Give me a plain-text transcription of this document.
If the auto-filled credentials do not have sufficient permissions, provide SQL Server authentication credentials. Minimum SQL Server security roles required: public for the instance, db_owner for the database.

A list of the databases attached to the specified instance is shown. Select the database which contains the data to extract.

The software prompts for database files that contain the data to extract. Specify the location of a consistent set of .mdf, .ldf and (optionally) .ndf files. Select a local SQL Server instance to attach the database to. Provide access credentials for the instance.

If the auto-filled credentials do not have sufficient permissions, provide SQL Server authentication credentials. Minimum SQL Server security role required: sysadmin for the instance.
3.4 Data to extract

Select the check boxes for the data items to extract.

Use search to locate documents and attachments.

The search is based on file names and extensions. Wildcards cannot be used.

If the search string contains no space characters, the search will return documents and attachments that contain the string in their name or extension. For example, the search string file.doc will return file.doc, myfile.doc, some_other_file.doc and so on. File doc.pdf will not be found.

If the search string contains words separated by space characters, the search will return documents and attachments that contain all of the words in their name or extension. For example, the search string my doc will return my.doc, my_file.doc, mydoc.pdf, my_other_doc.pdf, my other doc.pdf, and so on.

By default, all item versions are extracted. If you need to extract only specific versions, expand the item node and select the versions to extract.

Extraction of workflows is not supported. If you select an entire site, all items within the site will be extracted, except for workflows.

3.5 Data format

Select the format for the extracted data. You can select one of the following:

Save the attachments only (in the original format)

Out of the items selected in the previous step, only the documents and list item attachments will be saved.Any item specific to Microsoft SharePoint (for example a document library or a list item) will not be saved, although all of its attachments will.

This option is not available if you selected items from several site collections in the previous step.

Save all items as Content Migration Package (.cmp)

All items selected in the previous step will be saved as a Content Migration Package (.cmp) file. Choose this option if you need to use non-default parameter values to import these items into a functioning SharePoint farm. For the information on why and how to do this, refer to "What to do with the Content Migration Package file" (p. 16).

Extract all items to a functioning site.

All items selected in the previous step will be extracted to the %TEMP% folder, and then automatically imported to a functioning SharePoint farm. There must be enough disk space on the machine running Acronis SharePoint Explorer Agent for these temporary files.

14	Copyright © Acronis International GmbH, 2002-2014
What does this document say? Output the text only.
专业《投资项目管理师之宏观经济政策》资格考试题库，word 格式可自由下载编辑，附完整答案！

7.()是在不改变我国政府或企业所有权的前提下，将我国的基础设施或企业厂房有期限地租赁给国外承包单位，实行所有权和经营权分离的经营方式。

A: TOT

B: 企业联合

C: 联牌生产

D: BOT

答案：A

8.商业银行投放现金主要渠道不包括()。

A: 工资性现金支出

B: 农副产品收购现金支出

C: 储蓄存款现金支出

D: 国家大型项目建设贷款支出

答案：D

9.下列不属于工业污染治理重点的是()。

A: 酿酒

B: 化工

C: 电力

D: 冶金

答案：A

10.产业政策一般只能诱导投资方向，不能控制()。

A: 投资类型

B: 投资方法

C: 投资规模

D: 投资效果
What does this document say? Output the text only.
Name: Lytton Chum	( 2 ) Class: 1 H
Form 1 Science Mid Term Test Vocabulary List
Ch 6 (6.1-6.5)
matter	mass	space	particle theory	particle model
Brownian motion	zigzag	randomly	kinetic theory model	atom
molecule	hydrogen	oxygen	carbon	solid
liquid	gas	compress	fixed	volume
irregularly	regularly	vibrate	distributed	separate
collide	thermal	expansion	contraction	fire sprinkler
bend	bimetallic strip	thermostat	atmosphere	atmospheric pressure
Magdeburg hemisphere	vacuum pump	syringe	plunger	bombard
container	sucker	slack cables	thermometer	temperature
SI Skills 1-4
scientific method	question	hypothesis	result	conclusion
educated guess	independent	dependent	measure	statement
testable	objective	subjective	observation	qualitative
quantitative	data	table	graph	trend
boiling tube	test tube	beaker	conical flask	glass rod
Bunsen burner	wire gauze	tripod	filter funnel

▶ PROBLEM TO WORK ON
Restate the data above word for word, please.

▶ OUTPUT FOR THIS EXERCISE
Give me a plain-text transcription of this document.
If the auto-filled credentials do not have sufficient permissions, provide SQL Server authentication credentials. Minimum SQL Server security roles required: public for the instance, db_owner for the database.

A list of the databases attached to the specified instance is shown. Select the database which contains the data to extract.

The software prompts for database files that contain the data to extract. Specify the location of a consistent set of .mdf, .ldf and (optionally) .ndf files. Select a local SQL Server instance to attach the database to. Provide access credentials for the instance.

If the auto-filled credentials do not have sufficient permissions, provide SQL Server authentication credentials. Minimum SQL Server security role required: sysadmin for the instance.
3.4 Data to extract

Select the check boxes for the data items to extract.

Use search to locate documents and attachments.

The search is based on file names and extensions. Wildcards cannot be used.

If the search string contains no space characters, the search will return documents and attachments that contain the string in their name or extension. For example, the search string file.doc will return file.doc, myfile.doc, some_other_file.doc and so on. File doc.pdf will not be found.

If the search string contains words separated by space characters, the search will return documents and attachments that contain all of the words in their name or extension. For example, the search string my doc will return my.doc, my_file.doc, mydoc.pdf, my_other_doc.pdf, my other doc.pdf, and so on.

By default, all item versions are extracted. If you need to extract only specific versions, expand the item node and select the versions to extract.

Extraction of workflows is not supported. If you select an entire site, all items within the site will be extracted, except for workflows.

3.5 Data format

Select the format for the extracted data. You can select one of the following:

Save the attachments only (in the original format)

Out of the items selected in the previous step, only the documents and list item attachments will be saved.Any item specific to Microsoft SharePoint (for example a document library or a list item) will not be saved, although all of its attachments will.

This option is not available if you selected items from several site collections in the previous step.

Save all items as Content Migration Package (.cmp)

All items selected in the previous step will be saved as a Content Migration Package (.cmp) file. Choose this option if you need to use non-default parameter values to import these items into a functioning SharePoint farm. For the information on why and how to do this, refer to "What to do with the Content Migration Package file" (p. 16).

Extract all items to a functioning site.

All items selected in the previous step will be extracted to the %TEMP% folder, and then automatically imported to a functioning SharePoint farm. There must be enough disk space on the machine running Acronis SharePoint Explorer Agent for these temporary files.

14	Copyright © Acronis International GmbH, 2002-2014
What does this document say? Output the text only.
专业《投资项目管理师之宏观经济政策》资格考试题库，word 格式可自由下载编辑，附完整答案！

7.()是在不改变我国政府或企业所有权的前提下，将我国的基础设施或企业厂房有期限地租赁给国外承包单位，实行所有权和经营权分离的经营方式。

A: TOT

B: 企业联合

C: 联牌生产

D: BOT

答案：A

8.商业银行投放现金主要渠道不包括()。

A: 工资性现金支出

B: 农副产品收购现金支出

C: 储蓄存款现金支出

D: 国家大型项目建设贷款支出

答案：D

9.下列不属于工业污染治理重点的是()。

A: 酿酒

B: 化工

C: 电力

D: 冶金

答案：A

10.产业政策一般只能诱导投资方向，不能控制()。

A: 投资类型

B: 投资方法

C: 投资规模

D: 投资效果
What does this document say? Output the text only.
Name: Lytton Chum	( 2 ) Class: 1 H
Form 1 Science Mid Term Test Vocabulary List
Ch 6 (6.1-6.5)
matter	mass	space	particle theory	particle model
Brownian motion	zigzag	randomly	kinetic theory model	atom
molecule	hydrogen	oxygen	carbon	solid
liquid	gas	compress	fixed	volume
irregularly	regularly	vibrate	distributed	separate
collide	thermal	expansion	contraction	fire sprinkler
bend	bimetallic strip	thermostat	atmosphere	atmospheric pressure
Magdeburg hemisphere	vacuum pump	syringe	plunger	bombard
container	sucker	slack cables	thermometer	temperature
SI Skills 1-4
scientific method	question	hypothesis	result	conclusion
educated guess	independent	dependent	measure	statement
testable	objective	subjective	observation	qualitative
quantitative	data	table	graph	trend
boiling tube	test tube	beaker	conical flask	glass rod
Bunsen burner	wire gauze	tripod	filter funnel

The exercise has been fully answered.